Source data:
──────────────────────────────
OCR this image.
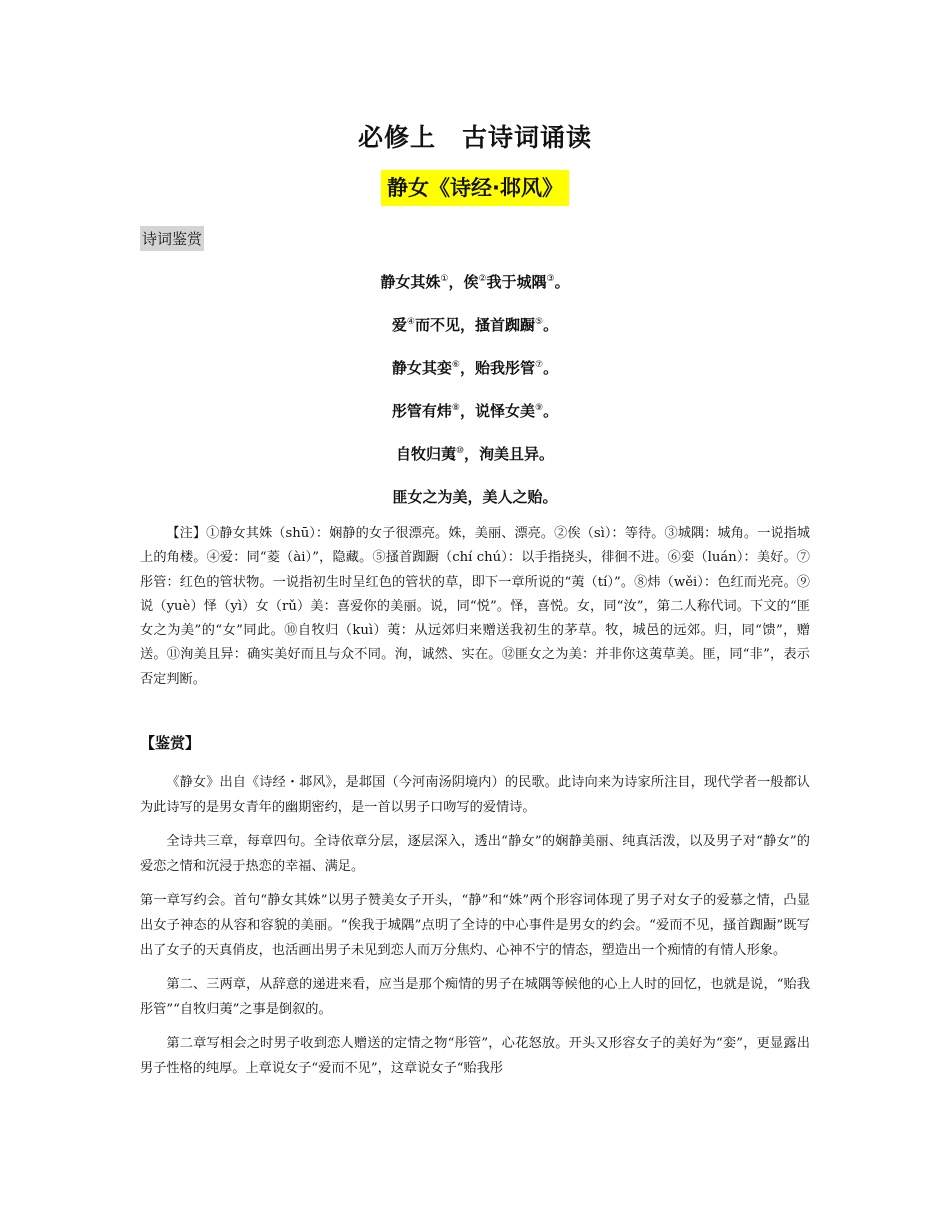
必修上　古诗词诵读
静女《诗经·邶风》
诗词鉴赏
静女其姝①，俟②我于城隅③。
爱④而不见，搔首踟蹰⑤。
静女其娈⑥，贻我彤管⑦。
彤管有炜⑧，说怿女美⑨。
自牧归荑⑩，洵美且异。
匪女之为美，美人之贻。
【注】①静女其姝（shū）：娴静的女子很漂亮。姝，美丽、漂亮。②俟（sì）：等待。③城隅：城角。一说指城上的角楼。④爱：同“菱（ài）”，隐藏。⑤搔首踟蹰（chí chú）：以手指挠头，徘徊不进。⑥娈（luán）：美好。⑦彤管：红色的管状物。一说指初生时呈红色的管状的草，即下一章所说的“荑（tí）”。⑧炜（wěi）：色红而光亮。⑨说（yuè）怿（yì）女（rǔ）美：喜爱你的美丽。说，同“悦”。怿，喜悦。女，同“汝”，第二人称代词。下文的“匪女之为美”的“女”同此。⑩自牧归（kuì）荑：从远郊归来赠送我初生的茅草。牧，城邑的远郊。归，同“馈”，赠送。⑪洵美且异：确实美好而且与众不同。洵，诚然、实在。⑫匪女之为美：并非你这荑草美。匪，同“非”，表示否定判断。
【鉴赏】

《静女》出自《诗经・邶风》，是邶国（今河南汤阴境内）的民歌。此诗向来为诗家所注目，现代学者一般都认为此诗写的是男女青年的幽期密约，是一首以男子口吻写的爱情诗。

全诗共三章，每章四句。全诗依章分层，逐层深入，透出“静女”的娴静美丽、纯真活泼，以及男子对“静女”的爱恋之情和沉浸于热恋的幸福、满足。

第一章写约会。首句“静女其姝”以男子赞美女子开头，“静”和“姝”两个形容词体现了男子对女子的爱慕之情，凸显出女子神态的从容和容貌的美丽。“俟我于城隅”点明了全诗的中心事件是男女的约会。“爱而不见，搔首踟蹰”既写出了女子的天真俏皮，也活画出男子未见到恋人而万分焦灼、心神不宁的情态，塑造出一个痴情的有情人形象。

第二、三两章，从辞意的递进来看，应当是那个痴情的男子在城隅等候他的心上人时的回忆，也就是说，“贻我彤管”“自牧归荑”之事是倒叙的。

第二章写相会之时男子收到恋人赠送的定情之物“彤管”，心花怒放。开头又形容女子的美好为“娈”，更显露出男子性格的纯厚。上章说女子“爱而不见”，这章说女子“贻我彤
──────────────────────────────
Identify the lines above with the word "爱而不见". Copy them.

→ Solution below
第一章写约会。首句“静女其姝”以男子赞美女子开头，“静”和“姝”两个形容词体现了男子对女子的爱慕之情，凸显出女子神态的从容和容貌的美丽。“俟我于城隅”点明了全诗的中心事件是男女的约会。“爱而不见，搔首踟蹰”既写出了女子的天真俏皮，也活画出男子未见到恋人而万分焦灼、心神不宁的情态，塑造出一个痴情的有情人形象。
第二章写相会之时男子收到恋人赠送的定情之物“彤管”，心花怒放。开头又形容女子的美好为“娈”，更显露出男子性格的纯厚。上章说女子“爱而不见”，这章说女子“贻我彤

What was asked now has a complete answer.